### REQUEST
The entries that follow should be written out exactly.

* * *

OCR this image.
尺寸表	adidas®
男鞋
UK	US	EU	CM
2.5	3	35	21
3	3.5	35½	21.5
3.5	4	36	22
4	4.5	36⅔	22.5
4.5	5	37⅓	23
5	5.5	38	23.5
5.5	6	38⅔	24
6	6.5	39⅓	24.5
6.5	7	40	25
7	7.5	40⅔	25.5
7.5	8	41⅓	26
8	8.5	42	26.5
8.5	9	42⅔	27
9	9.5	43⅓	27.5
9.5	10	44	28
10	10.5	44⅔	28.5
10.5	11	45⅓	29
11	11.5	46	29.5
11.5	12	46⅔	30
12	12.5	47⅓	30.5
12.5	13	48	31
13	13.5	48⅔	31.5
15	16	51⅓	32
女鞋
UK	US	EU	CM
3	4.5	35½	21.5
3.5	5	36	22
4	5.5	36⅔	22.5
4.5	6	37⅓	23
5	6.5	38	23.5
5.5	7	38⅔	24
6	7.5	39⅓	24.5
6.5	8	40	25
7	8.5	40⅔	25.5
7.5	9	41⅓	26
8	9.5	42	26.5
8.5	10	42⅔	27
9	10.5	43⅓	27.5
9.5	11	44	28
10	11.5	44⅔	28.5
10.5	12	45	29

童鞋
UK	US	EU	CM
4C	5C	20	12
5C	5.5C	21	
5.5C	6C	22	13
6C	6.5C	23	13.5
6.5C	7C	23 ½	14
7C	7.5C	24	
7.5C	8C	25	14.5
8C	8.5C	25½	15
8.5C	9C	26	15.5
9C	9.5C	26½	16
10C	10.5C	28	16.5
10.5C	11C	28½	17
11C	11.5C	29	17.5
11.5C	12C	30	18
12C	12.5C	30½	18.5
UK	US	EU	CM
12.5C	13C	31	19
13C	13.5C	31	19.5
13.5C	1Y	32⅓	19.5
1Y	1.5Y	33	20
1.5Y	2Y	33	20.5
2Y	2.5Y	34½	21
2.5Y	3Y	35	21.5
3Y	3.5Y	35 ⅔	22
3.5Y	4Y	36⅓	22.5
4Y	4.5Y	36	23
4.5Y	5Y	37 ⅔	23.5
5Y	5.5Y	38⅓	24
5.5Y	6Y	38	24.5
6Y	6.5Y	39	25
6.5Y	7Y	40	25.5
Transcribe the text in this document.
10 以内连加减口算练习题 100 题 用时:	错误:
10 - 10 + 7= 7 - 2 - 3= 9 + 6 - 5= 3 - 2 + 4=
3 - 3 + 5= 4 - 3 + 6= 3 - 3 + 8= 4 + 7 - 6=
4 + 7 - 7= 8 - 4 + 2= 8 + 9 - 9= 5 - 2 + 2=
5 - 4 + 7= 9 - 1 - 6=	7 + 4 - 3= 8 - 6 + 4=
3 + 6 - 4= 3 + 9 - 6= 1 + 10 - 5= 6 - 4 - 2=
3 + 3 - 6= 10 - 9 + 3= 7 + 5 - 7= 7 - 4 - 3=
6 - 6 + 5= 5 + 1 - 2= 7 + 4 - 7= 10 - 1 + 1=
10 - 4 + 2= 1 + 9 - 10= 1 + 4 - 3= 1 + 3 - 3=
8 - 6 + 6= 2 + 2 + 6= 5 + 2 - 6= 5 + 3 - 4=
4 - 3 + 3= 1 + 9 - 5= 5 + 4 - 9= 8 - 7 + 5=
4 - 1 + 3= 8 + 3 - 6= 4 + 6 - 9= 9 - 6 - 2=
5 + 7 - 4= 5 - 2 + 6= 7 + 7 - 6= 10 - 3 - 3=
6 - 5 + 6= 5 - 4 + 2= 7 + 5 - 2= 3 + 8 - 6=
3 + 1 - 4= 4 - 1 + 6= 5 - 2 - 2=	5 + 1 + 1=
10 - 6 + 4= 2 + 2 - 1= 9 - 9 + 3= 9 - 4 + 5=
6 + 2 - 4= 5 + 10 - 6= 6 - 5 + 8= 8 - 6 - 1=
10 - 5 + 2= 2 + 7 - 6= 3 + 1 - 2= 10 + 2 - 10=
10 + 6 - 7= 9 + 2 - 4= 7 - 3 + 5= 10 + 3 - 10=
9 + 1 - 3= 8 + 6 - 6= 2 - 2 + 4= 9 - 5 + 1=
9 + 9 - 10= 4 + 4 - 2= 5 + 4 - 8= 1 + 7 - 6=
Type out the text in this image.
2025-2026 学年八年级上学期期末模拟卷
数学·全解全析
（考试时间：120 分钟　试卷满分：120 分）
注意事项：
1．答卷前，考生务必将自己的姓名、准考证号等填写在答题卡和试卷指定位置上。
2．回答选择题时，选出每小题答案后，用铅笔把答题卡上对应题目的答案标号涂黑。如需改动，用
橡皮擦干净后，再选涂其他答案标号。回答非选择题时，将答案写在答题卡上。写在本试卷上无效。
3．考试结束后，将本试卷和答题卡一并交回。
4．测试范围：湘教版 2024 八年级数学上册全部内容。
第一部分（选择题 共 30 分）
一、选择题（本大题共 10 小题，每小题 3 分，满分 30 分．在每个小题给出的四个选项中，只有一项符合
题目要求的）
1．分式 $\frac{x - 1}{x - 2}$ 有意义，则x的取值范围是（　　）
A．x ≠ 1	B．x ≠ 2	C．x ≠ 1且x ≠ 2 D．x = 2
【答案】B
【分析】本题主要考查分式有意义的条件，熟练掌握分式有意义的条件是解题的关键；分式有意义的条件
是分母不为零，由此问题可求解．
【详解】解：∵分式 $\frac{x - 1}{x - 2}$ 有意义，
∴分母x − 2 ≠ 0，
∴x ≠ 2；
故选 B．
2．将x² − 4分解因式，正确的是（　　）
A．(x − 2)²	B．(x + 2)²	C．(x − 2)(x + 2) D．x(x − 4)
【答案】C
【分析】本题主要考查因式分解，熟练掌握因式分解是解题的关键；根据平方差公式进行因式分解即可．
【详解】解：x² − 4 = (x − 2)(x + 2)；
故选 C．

* * *

### TASK OUTPUT
OCR this image.
尺寸表	adidas®
男鞋
UK	US	EU	CM
2.5	3	35	21
3	3.5	35½	21.5
3.5	4	36	22
4	4.5	36⅔	22.5
4.5	5	37⅓	23
5	5.5	38	23.5
5.5	6	38⅔	24
6	6.5	39⅓	24.5
6.5	7	40	25
7	7.5	40⅔	25.5
7.5	8	41⅓	26
8	8.5	42	26.5
8.5	9	42⅔	27
9	9.5	43⅓	27.5
9.5	10	44	28
10	10.5	44⅔	28.5
10.5	11	45⅓	29
11	11.5	46	29.5
11.5	12	46⅔	30
12	12.5	47⅓	30.5
12.5	13	48	31
13	13.5	48⅔	31.5
15	16	51⅓	32
女鞋
UK	US	EU	CM
3	4.5	35½	21.5
3.5	5	36	22
4	5.5	36⅔	22.5
4.5	6	37⅓	23
5	6.5	38	23.5
5.5	7	38⅔	24
6	7.5	39⅓	24.5
6.5	8	40	25
7	8.5	40⅔	25.5
7.5	9	41⅓	26
8	9.5	42	26.5
8.5	10	42⅔	27
9	10.5	43⅓	27.5
9.5	11	44	28
10	11.5	44⅔	28.5
10.5	12	45	29

童鞋
UK	US	EU	CM
4C	5C	20	12
5C	5.5C	21	
5.5C	6C	22	13
6C	6.5C	23	13.5
6.5C	7C	23 ½	14
7C	7.5C	24	
7.5C	8C	25	14.5
8C	8.5C	25½	15
8.5C	9C	26	15.5
9C	9.5C	26½	16
10C	10.5C	28	16.5
10.5C	11C	28½	17
11C	11.5C	29	17.5
11.5C	12C	30	18
12C	12.5C	30½	18.5
UK	US	EU	CM
12.5C	13C	31	19
13C	13.5C	31	19.5
13.5C	1Y	32⅓	19.5
1Y	1.5Y	33	20
1.5Y	2Y	33	20.5
2Y	2.5Y	34½	21
2.5Y	3Y	35	21.5
3Y	3.5Y	35 ⅔	22
3.5Y	4Y	36⅓	22.5
4Y	4.5Y	36	23
4.5Y	5Y	37 ⅔	23.5
5Y	5.5Y	38⅓	24
5.5Y	6Y	38	24.5
6Y	6.5Y	39	25
6.5Y	7Y	40	25.5
Transcribe the text in this document.
10 以内连加减口算练习题 100 题 用时:	错误:
10 - 10 + 7= 7 - 2 - 3= 9 + 6 - 5= 3 - 2 + 4=
3 - 3 + 5= 4 - 3 + 6= 3 - 3 + 8= 4 + 7 - 6=
4 + 7 - 7= 8 - 4 + 2= 8 + 9 - 9= 5 - 2 + 2=
5 - 4 + 7= 9 - 1 - 6=	7 + 4 - 3= 8 - 6 + 4=
3 + 6 - 4= 3 + 9 - 6= 1 + 10 - 5= 6 - 4 - 2=
3 + 3 - 6= 10 - 9 + 3= 7 + 5 - 7= 7 - 4 - 3=
6 - 6 + 5= 5 + 1 - 2= 7 + 4 - 7= 10 - 1 + 1=
10 - 4 + 2= 1 + 9 - 10= 1 + 4 - 3= 1 + 3 - 3=
8 - 6 + 6= 2 + 2 + 6= 5 + 2 - 6= 5 + 3 - 4=
4 - 3 + 3= 1 + 9 - 5= 5 + 4 - 9= 8 - 7 + 5=
4 - 1 + 3= 8 + 3 - 6= 4 + 6 - 9= 9 - 6 - 2=
5 + 7 - 4= 5 - 2 + 6= 7 + 7 - 6= 10 - 3 - 3=
6 - 5 + 6= 5 - 4 + 2= 7 + 5 - 2= 3 + 8 - 6=
3 + 1 - 4= 4 - 1 + 6= 5 - 2 - 2=	5 + 1 + 1=
10 - 6 + 4= 2 + 2 - 1= 9 - 9 + 3= 9 - 4 + 5=
6 + 2 - 4= 5 + 10 - 6= 6 - 5 + 8= 8 - 6 - 1=
10 - 5 + 2= 2 + 7 - 6= 3 + 1 - 2= 10 + 2 - 10=
10 + 6 - 7= 9 + 2 - 4= 7 - 3 + 5= 10 + 3 - 10=
9 + 1 - 3= 8 + 6 - 6= 2 - 2 + 4= 9 - 5 + 1=
9 + 9 - 10= 4 + 4 - 2= 5 + 4 - 8= 1 + 7 - 6=
Type out the text in this image.
2025-2026 学年八年级上学期期末模拟卷
数学·全解全析
（考试时间：120 分钟　试卷满分：120 分）
注意事项：
1．答卷前，考生务必将自己的姓名、准考证号等填写在答题卡和试卷指定位置上。
2．回答选择题时，选出每小题答案后，用铅笔把答题卡上对应题目的答案标号涂黑。如需改动，用
橡皮擦干净后，再选涂其他答案标号。回答非选择题时，将答案写在答题卡上。写在本试卷上无效。
3．考试结束后，将本试卷和答题卡一并交回。
4．测试范围：湘教版 2024 八年级数学上册全部内容。
第一部分（选择题 共 30 分）
一、选择题（本大题共 10 小题，每小题 3 分，满分 30 分．在每个小题给出的四个选项中，只有一项符合
题目要求的）
1．分式 $\frac{x - 1}{x - 2}$ 有意义，则x的取值范围是（　　）
A．x ≠ 1	B．x ≠ 2	C．x ≠ 1且x ≠ 2 D．x = 2
【答案】B
【分析】本题主要考查分式有意义的条件，熟练掌握分式有意义的条件是解题的关键；分式有意义的条件
是分母不为零，由此问题可求解．
【详解】解：∵分式 $\frac{x - 1}{x - 2}$ 有意义，
∴分母x − 2 ≠ 0，
∴x ≠ 2；
故选 B．
2．将x² − 4分解因式，正确的是（　　）
A．(x − 2)²	B．(x + 2)²	C．(x − 2)(x + 2) D．x(x − 4)
【答案】C
【分析】本题主要考查因式分解，熟练掌握因式分解是解题的关键；根据平方差公式进行因式分解即可．
【详解】解：x² − 4 = (x − 2)(x + 2)；
故选 C．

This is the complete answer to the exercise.